◆ EXERCISE DIRECTIONS
Repeat all the material exactly; pictures stay out of your copy.

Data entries
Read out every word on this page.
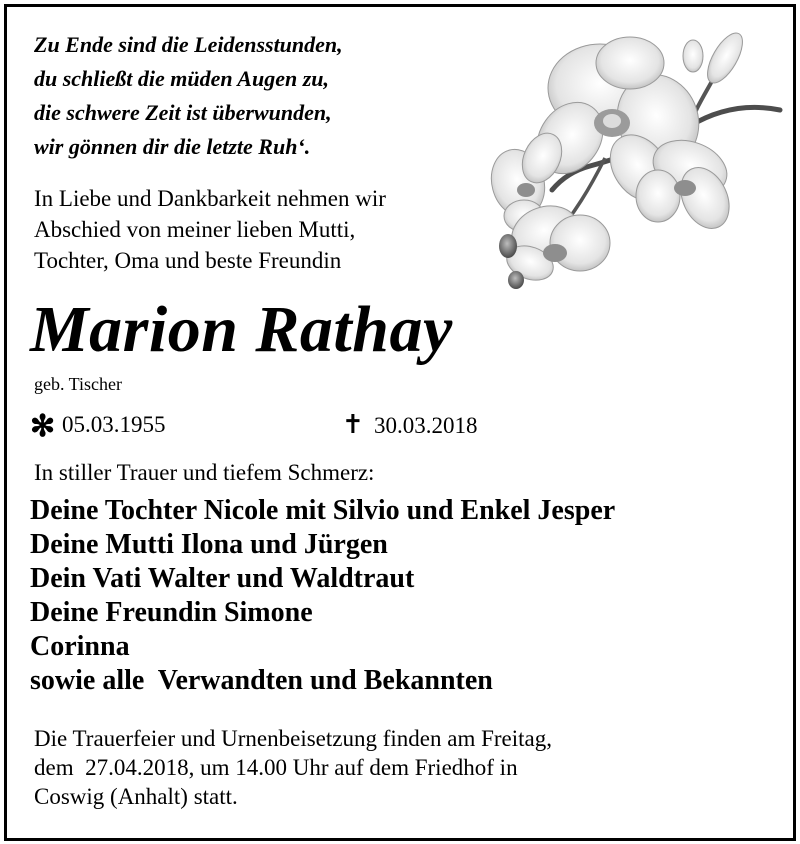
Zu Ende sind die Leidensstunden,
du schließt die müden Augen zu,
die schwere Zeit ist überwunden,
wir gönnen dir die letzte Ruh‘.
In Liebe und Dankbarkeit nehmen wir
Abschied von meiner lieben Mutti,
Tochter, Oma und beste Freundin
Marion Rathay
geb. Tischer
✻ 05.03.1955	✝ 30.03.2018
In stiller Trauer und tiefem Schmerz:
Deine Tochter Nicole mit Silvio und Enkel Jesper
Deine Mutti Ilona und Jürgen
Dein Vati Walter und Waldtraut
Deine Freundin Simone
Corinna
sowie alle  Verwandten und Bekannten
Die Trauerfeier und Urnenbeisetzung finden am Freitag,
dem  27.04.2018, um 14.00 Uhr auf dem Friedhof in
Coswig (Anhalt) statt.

◆ SOLUTION FOR THIS TASK
Read out every word on this page.
Zu Ende sind die Leidensstunden,
du schließt die müden Augen zu,
die schwere Zeit ist überwunden,
wir gönnen dir die letzte Ruh‘.
In Liebe und Dankbarkeit nehmen wir
Abschied von meiner lieben Mutti,
Tochter, Oma und beste Freundin
Marion Rathay
geb. Tischer
✻ 05.03.1955	✝ 30.03.2018
In stiller Trauer und tiefem Schmerz:
Deine Tochter Nicole mit Silvio und Enkel Jesper
Deine Mutti Ilona und Jürgen
Dein Vati Walter und Waldtraut
Deine Freundin Simone
Corinna
sowie alle  Verwandten und Bekannten
Die Trauerfeier und Urnenbeisetzung finden am Freitag,
dem  27.04.2018, um 14.00 Uhr auf dem Friedhof in
Coswig (Anhalt) statt.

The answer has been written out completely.